> Exercise prompt
Using the entries that follow, count the lines containing the word "Season" and give that number by itself.
──────────
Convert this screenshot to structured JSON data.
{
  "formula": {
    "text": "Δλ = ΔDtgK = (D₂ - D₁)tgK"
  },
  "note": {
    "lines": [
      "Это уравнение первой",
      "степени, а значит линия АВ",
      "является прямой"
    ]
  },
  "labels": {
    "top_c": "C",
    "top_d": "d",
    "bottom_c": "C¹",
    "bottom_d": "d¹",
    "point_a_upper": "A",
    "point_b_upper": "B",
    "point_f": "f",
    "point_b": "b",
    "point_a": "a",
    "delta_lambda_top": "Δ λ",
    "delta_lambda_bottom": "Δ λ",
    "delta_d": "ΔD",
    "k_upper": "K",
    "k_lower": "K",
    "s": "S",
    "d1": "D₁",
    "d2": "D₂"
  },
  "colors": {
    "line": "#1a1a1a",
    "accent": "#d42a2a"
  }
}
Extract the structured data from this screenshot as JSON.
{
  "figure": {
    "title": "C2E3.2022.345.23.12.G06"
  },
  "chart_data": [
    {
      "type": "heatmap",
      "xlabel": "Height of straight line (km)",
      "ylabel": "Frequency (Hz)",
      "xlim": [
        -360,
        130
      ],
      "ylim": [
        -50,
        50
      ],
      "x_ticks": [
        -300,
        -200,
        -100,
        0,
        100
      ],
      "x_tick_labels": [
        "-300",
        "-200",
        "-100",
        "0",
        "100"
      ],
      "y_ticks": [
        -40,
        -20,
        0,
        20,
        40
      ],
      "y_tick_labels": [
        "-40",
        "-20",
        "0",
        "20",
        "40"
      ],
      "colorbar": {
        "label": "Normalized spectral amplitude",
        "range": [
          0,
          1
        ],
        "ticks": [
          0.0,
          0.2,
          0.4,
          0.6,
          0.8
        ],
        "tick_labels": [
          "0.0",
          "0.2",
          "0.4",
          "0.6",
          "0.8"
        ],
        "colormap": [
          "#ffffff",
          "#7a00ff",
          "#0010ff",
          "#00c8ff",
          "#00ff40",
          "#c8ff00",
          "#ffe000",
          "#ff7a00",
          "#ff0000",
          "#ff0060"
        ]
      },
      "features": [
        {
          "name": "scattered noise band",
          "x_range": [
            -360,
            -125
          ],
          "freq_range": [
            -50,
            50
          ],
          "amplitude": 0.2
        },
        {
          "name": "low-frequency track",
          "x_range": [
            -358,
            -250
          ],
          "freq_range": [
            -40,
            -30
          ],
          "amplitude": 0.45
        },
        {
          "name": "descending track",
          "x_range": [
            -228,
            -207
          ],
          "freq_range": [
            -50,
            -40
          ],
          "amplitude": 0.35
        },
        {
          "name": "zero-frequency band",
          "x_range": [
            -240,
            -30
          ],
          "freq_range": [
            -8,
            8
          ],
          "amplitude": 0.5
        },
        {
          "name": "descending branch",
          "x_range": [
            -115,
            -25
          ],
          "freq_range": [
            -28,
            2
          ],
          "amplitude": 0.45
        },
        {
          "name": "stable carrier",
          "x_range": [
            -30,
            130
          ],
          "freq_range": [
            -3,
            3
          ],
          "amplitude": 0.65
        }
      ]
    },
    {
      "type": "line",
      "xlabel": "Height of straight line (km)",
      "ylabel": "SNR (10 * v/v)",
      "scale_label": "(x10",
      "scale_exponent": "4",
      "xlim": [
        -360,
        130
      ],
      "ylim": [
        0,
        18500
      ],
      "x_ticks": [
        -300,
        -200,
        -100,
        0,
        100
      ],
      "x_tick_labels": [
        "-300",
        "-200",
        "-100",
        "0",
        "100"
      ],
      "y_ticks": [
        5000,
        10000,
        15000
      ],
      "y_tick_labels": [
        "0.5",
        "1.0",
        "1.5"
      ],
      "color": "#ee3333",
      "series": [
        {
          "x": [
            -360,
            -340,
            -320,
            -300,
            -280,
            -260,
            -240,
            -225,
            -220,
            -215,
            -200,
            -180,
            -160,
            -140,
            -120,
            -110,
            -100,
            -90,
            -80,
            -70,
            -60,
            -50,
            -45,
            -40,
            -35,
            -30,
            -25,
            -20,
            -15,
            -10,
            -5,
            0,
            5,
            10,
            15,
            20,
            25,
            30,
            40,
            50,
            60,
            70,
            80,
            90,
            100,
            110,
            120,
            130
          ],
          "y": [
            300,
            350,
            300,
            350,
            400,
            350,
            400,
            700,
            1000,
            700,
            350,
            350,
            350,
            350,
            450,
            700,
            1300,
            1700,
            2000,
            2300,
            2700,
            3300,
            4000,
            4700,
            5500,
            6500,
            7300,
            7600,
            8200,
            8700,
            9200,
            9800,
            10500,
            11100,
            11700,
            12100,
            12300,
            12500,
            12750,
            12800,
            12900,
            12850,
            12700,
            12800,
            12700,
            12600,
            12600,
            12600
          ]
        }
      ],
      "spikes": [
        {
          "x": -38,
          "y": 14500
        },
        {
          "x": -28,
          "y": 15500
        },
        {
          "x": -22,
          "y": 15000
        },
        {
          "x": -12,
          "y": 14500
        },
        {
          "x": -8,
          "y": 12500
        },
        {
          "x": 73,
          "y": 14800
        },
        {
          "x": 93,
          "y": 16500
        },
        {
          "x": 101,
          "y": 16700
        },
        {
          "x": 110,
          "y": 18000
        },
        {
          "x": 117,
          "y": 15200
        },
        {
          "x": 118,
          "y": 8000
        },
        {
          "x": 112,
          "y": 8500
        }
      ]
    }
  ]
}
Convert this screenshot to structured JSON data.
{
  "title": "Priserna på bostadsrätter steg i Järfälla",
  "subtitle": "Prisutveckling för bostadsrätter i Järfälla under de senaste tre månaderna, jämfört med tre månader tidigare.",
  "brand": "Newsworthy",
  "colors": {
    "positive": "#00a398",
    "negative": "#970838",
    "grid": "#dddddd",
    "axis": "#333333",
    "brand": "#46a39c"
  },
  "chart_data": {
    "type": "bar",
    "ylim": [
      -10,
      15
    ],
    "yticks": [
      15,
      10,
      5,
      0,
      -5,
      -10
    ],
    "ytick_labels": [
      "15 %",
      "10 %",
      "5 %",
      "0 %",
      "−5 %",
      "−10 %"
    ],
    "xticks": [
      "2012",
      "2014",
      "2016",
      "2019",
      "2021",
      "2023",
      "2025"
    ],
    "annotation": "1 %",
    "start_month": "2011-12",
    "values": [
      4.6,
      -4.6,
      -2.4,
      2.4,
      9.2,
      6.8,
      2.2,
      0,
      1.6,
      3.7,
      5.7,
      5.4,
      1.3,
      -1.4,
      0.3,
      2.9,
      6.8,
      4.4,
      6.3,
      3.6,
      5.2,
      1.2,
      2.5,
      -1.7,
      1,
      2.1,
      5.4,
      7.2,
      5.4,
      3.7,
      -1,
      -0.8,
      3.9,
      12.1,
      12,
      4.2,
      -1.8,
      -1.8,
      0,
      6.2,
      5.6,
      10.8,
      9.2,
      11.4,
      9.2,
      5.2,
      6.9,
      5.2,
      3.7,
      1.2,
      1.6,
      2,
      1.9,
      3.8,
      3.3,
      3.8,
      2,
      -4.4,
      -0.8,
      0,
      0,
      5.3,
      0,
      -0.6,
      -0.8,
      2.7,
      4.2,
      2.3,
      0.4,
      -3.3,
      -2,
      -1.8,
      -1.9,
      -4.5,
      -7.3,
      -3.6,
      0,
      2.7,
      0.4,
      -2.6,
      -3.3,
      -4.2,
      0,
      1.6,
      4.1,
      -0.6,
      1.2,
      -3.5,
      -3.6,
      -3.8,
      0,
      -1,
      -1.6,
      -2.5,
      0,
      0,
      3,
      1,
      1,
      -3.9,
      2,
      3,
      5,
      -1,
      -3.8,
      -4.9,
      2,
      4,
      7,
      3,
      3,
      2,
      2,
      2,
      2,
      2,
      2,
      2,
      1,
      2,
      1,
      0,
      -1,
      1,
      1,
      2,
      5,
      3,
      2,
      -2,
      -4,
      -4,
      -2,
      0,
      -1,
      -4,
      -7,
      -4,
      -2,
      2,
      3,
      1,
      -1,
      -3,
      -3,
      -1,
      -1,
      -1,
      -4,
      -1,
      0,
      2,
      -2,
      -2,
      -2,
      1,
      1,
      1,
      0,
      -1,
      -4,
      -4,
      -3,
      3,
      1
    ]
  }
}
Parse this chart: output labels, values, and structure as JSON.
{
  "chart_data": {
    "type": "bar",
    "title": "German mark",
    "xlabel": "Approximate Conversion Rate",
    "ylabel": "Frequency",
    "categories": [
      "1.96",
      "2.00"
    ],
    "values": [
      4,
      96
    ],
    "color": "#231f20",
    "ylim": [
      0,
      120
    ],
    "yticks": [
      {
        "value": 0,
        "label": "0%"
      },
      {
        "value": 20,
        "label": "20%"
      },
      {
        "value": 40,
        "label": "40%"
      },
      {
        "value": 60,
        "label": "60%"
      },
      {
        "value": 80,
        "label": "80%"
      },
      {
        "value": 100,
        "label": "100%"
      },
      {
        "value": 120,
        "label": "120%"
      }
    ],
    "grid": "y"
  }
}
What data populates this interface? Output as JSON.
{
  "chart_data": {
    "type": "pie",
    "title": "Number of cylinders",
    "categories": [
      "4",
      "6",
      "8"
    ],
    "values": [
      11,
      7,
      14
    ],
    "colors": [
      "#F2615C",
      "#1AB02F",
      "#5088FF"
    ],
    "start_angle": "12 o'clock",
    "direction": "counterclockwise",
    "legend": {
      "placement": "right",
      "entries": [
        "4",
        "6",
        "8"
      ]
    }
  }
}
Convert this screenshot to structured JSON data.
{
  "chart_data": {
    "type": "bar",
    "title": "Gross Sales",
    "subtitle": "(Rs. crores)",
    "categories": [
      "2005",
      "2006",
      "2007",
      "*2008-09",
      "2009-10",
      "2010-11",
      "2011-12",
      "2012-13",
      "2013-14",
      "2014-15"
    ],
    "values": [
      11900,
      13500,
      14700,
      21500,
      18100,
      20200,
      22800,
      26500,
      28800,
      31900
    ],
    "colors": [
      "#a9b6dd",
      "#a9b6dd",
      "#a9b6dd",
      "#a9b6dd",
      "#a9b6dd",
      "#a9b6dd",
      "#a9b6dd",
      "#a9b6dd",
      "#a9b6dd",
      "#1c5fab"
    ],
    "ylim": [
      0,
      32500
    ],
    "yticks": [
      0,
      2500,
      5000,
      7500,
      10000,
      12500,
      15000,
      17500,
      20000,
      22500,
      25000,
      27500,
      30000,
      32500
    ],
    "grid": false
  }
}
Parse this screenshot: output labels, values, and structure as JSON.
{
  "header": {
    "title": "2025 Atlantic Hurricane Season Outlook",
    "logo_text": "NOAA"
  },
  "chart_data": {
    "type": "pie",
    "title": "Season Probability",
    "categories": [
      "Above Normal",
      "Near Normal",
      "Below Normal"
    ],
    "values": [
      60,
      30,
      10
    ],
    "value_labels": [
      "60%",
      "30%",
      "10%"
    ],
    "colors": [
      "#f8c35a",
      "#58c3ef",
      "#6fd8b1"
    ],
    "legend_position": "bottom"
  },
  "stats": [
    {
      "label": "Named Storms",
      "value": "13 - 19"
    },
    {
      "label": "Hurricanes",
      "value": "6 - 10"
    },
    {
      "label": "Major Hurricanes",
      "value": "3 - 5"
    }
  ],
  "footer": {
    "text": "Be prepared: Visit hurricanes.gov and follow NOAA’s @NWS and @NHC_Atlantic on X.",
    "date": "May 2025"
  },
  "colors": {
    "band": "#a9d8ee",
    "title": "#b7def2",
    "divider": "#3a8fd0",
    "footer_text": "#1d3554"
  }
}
──────────
> Result for this exercise
2